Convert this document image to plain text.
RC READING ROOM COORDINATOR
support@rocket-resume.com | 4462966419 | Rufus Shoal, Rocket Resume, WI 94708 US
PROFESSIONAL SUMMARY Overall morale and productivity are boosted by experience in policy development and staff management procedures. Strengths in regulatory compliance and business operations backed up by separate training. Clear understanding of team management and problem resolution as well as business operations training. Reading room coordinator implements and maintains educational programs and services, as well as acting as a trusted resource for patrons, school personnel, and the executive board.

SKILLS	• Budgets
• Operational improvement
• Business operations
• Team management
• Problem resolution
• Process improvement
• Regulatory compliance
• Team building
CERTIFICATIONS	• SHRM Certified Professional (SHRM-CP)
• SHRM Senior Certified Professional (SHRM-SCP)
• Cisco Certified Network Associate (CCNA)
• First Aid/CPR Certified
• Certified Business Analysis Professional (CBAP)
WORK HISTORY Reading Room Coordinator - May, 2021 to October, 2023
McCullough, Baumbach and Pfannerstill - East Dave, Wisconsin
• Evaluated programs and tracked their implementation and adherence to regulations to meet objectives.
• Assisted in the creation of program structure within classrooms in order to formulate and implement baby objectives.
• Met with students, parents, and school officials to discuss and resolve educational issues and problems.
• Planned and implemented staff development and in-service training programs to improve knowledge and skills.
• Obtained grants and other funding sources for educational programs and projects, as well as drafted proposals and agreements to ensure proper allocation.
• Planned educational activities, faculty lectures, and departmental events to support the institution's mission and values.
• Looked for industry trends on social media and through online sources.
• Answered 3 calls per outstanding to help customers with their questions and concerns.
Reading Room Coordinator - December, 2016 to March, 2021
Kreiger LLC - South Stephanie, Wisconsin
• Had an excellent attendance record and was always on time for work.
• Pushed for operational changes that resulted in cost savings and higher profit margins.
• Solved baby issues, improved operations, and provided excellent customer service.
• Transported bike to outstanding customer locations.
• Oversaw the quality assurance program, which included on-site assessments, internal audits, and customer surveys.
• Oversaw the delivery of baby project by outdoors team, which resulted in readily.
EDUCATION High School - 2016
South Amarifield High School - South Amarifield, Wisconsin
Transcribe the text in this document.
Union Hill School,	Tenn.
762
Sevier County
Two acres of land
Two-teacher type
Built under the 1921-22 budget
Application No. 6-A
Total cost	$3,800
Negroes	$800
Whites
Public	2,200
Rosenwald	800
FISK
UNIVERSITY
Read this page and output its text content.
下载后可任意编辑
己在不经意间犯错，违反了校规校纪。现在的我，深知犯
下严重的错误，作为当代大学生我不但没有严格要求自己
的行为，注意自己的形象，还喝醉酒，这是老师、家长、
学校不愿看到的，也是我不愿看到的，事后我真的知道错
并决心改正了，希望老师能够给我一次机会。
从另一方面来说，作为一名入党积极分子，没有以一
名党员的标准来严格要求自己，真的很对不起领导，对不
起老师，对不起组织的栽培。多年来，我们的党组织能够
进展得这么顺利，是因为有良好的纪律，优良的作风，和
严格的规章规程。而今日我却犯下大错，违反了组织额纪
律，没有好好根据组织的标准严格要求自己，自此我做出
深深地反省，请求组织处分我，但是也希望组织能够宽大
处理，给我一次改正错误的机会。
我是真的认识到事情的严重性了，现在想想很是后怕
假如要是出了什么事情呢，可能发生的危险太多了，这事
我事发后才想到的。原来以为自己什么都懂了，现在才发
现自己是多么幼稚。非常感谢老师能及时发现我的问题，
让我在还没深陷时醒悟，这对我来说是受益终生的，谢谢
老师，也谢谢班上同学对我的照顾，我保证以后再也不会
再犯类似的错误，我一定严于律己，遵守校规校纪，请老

* **JOB**: Working from the material above, retype it in its entirety without change.

* **TASK RESPONSE**:
Convert this document image to plain text.
RC READING ROOM COORDINATOR
support@rocket-resume.com | 4462966419 | Rufus Shoal, Rocket Resume, WI 94708 US
PROFESSIONAL SUMMARY Overall morale and productivity are boosted by experience in policy development and staff management procedures. Strengths in regulatory compliance and business operations backed up by separate training. Clear understanding of team management and problem resolution as well as business operations training. Reading room coordinator implements and maintains educational programs and services, as well as acting as a trusted resource for patrons, school personnel, and the executive board.

SKILLS	• Budgets
• Operational improvement
• Business operations
• Team management
• Problem resolution
• Process improvement
• Regulatory compliance
• Team building
CERTIFICATIONS	• SHRM Certified Professional (SHRM-CP)
• SHRM Senior Certified Professional (SHRM-SCP)
• Cisco Certified Network Associate (CCNA)
• First Aid/CPR Certified
• Certified Business Analysis Professional (CBAP)
WORK HISTORY Reading Room Coordinator - May, 2021 to October, 2023
McCullough, Baumbach and Pfannerstill - East Dave, Wisconsin
• Evaluated programs and tracked their implementation and adherence to regulations to meet objectives.
• Assisted in the creation of program structure within classrooms in order to formulate and implement baby objectives.
• Met with students, parents, and school officials to discuss and resolve educational issues and problems.
• Planned and implemented staff development and in-service training programs to improve knowledge and skills.
• Obtained grants and other funding sources for educational programs and projects, as well as drafted proposals and agreements to ensure proper allocation.
• Planned educational activities, faculty lectures, and departmental events to support the institution's mission and values.
• Looked for industry trends on social media and through online sources.
• Answered 3 calls per outstanding to help customers with their questions and concerns.
Reading Room Coordinator - December, 2016 to March, 2021
Kreiger LLC - South Stephanie, Wisconsin
• Had an excellent attendance record and was always on time for work.
• Pushed for operational changes that resulted in cost savings and higher profit margins.
• Solved baby issues, improved operations, and provided excellent customer service.
• Transported bike to outstanding customer locations.
• Oversaw the quality assurance program, which included on-site assessments, internal audits, and customer surveys.
• Oversaw the delivery of baby project by outdoors team, which resulted in readily.
EDUCATION High School - 2016
South Amarifield High School - South Amarifield, Wisconsin
Transcribe the text in this document.
Union Hill School,	Tenn.
762
Sevier County
Two acres of land
Two-teacher type
Built under the 1921-22 budget
Application No. 6-A
Total cost	$3,800
Negroes	$800
Whites
Public	2,200
Rosenwald	800
FISK
UNIVERSITY
Read this page and output its text content.
下载后可任意编辑
己在不经意间犯错，违反了校规校纪。现在的我，深知犯
下严重的错误，作为当代大学生我不但没有严格要求自己
的行为，注意自己的形象，还喝醉酒，这是老师、家长、
学校不愿看到的，也是我不愿看到的，事后我真的知道错
并决心改正了，希望老师能够给我一次机会。
从另一方面来说，作为一名入党积极分子，没有以一
名党员的标准来严格要求自己，真的很对不起领导，对不
起老师，对不起组织的栽培。多年来，我们的党组织能够
进展得这么顺利，是因为有良好的纪律，优良的作风，和
严格的规章规程。而今日我却犯下大错，违反了组织额纪
律，没有好好根据组织的标准严格要求自己，自此我做出
深深地反省，请求组织处分我，但是也希望组织能够宽大
处理，给我一次改正错误的机会。
我是真的认识到事情的严重性了，现在想想很是后怕
假如要是出了什么事情呢，可能发生的危险太多了，这事
我事发后才想到的。原来以为自己什么都懂了，现在才发
现自己是多么幼稚。非常感谢老师能及时发现我的问题，
让我在还没深陷时醒悟，这对我来说是受益终生的，谢谢
老师，也谢谢班上同学对我的照顾，我保证以后再也不会
再犯类似的错误，我一定严于律己，遵守校规校纪，请老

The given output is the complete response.